* _What the exercise asks_
Extract the full listing below without altering a single character.

---

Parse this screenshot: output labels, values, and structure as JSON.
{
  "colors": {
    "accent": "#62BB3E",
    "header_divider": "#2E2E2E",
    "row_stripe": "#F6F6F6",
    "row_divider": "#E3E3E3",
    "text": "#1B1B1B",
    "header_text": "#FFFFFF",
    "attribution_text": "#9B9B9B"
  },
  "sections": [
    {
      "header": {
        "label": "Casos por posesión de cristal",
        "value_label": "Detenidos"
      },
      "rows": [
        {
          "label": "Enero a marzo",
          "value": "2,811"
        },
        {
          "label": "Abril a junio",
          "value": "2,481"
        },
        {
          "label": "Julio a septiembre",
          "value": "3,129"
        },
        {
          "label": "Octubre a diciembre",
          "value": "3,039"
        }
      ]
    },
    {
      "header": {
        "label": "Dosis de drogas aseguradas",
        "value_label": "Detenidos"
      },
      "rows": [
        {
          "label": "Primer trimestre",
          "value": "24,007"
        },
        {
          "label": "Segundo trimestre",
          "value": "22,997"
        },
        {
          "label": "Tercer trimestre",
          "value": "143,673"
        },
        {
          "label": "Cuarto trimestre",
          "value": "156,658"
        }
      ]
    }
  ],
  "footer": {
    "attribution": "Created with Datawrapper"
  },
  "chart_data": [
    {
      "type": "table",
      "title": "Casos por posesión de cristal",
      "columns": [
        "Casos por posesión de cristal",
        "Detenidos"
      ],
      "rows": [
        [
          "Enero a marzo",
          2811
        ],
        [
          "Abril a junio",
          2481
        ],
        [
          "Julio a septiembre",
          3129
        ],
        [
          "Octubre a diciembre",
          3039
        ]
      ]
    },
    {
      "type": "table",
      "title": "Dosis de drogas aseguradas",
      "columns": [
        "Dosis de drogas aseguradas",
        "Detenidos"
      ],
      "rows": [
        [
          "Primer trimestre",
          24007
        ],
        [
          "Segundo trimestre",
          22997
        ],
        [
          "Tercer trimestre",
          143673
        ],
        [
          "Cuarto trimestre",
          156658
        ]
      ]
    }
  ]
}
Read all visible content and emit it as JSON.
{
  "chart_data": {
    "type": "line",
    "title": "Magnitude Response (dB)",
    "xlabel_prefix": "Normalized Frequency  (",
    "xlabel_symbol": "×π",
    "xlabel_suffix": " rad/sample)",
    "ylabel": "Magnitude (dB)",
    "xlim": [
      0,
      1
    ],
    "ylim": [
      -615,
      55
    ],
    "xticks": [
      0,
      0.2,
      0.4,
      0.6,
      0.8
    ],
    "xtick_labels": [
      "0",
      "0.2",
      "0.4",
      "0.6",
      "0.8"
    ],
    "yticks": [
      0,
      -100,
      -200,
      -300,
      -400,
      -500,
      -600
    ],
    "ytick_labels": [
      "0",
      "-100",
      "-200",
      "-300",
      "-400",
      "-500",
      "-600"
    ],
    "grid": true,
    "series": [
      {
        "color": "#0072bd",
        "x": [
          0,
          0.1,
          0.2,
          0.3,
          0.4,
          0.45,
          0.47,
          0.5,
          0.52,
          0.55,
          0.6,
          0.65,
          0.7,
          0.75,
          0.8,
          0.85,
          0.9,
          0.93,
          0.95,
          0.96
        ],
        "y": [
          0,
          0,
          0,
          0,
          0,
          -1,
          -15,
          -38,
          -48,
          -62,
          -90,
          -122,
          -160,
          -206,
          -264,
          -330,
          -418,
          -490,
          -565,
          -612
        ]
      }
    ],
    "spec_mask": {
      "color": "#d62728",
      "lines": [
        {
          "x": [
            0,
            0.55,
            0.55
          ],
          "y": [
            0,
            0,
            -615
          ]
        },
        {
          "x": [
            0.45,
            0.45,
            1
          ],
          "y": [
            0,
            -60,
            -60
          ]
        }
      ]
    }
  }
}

---

* _Full answer_
Parse this screenshot: output labels, values, and structure as JSON.
{
  "colors": {
    "accent": "#62BB3E",
    "header_divider": "#2E2E2E",
    "row_stripe": "#F6F6F6",
    "row_divider": "#E3E3E3",
    "text": "#1B1B1B",
    "header_text": "#FFFFFF",
    "attribution_text": "#9B9B9B"
  },
  "sections": [
    {
      "header": {
        "label": "Casos por posesión de cristal",
        "value_label": "Detenidos"
      },
      "rows": [
        {
          "label": "Enero a marzo",
          "value": "2,811"
        },
        {
          "label": "Abril a junio",
          "value": "2,481"
        },
        {
          "label": "Julio a septiembre",
          "value": "3,129"
        },
        {
          "label": "Octubre a diciembre",
          "value": "3,039"
        }
      ]
    },
    {
      "header": {
        "label": "Dosis de drogas aseguradas",
        "value_label": "Detenidos"
      },
      "rows": [
        {
          "label": "Primer trimestre",
          "value": "24,007"
        },
        {
          "label": "Segundo trimestre",
          "value": "22,997"
        },
        {
          "label": "Tercer trimestre",
          "value": "143,673"
        },
        {
          "label": "Cuarto trimestre",
          "value": "156,658"
        }
      ]
    }
  ],
  "footer": {
    "attribution": "Created with Datawrapper"
  },
  "chart_data": [
    {
      "type": "table",
      "title": "Casos por posesión de cristal",
      "columns": [
        "Casos por posesión de cristal",
        "Detenidos"
      ],
      "rows": [
        [
          "Enero a marzo",
          2811
        ],
        [
          "Abril a junio",
          2481
        ],
        [
          "Julio a septiembre",
          3129
        ],
        [
          "Octubre a diciembre",
          3039
        ]
      ]
    },
    {
      "type": "table",
      "title": "Dosis de drogas aseguradas",
      "columns": [
        "Dosis de drogas aseguradas",
        "Detenidos"
      ],
      "rows": [
        [
          "Primer trimestre",
          24007
        ],
        [
          "Segundo trimestre",
          22997
        ],
        [
          "Tercer trimestre",
          143673
        ],
        [
          "Cuarto trimestre",
          156658
        ]
      ]
    }
  ]
}
Read all visible content and emit it as JSON.
{
  "chart_data": {
    "type": "line",
    "title": "Magnitude Response (dB)",
    "xlabel_prefix": "Normalized Frequency  (",
    "xlabel_symbol": "×π",
    "xlabel_suffix": " rad/sample)",
    "ylabel": "Magnitude (dB)",
    "xlim": [
      0,
      1
    ],
    "ylim": [
      -615,
      55
    ],
    "xticks": [
      0,
      0.2,
      0.4,
      0.6,
      0.8
    ],
    "xtick_labels": [
      "0",
      "0.2",
      "0.4",
      "0.6",
      "0.8"
    ],
    "yticks": [
      0,
      -100,
      -200,
      -300,
      -400,
      -500,
      -600
    ],
    "ytick_labels": [
      "0",
      "-100",
      "-200",
      "-300",
      "-400",
      "-500",
      "-600"
    ],
    "grid": true,
    "series": [
      {
        "color": "#0072bd",
        "x": [
          0,
          0.1,
          0.2,
          0.3,
          0.4,
          0.45,
          0.47,
          0.5,
          0.52,
          0.55,
          0.6,
          0.65,
          0.7,
          0.75,
          0.8,
          0.85,
          0.9,
          0.93,
          0.95,
          0.96
        ],
        "y": [
          0,
          0,
          0,
          0,
          0,
          -1,
          -15,
          -38,
          -48,
          -62,
          -90,
          -122,
          -160,
          -206,
          -264,
          -330,
          -418,
          -490,
          -565,
          -612
        ]
      }
    ],
    "spec_mask": {
      "color": "#d62728",
      "lines": [
        {
          "x": [
            0,
            0.55,
            0.55
          ],
          "y": [
            0,
            0,
            -615
          ]
        },
        {
          "x": [
            0.45,
            0.45,
            1
          ],
          "y": [
            0,
            -60,
            -60
          ]
        }
      ]
    }
  }
}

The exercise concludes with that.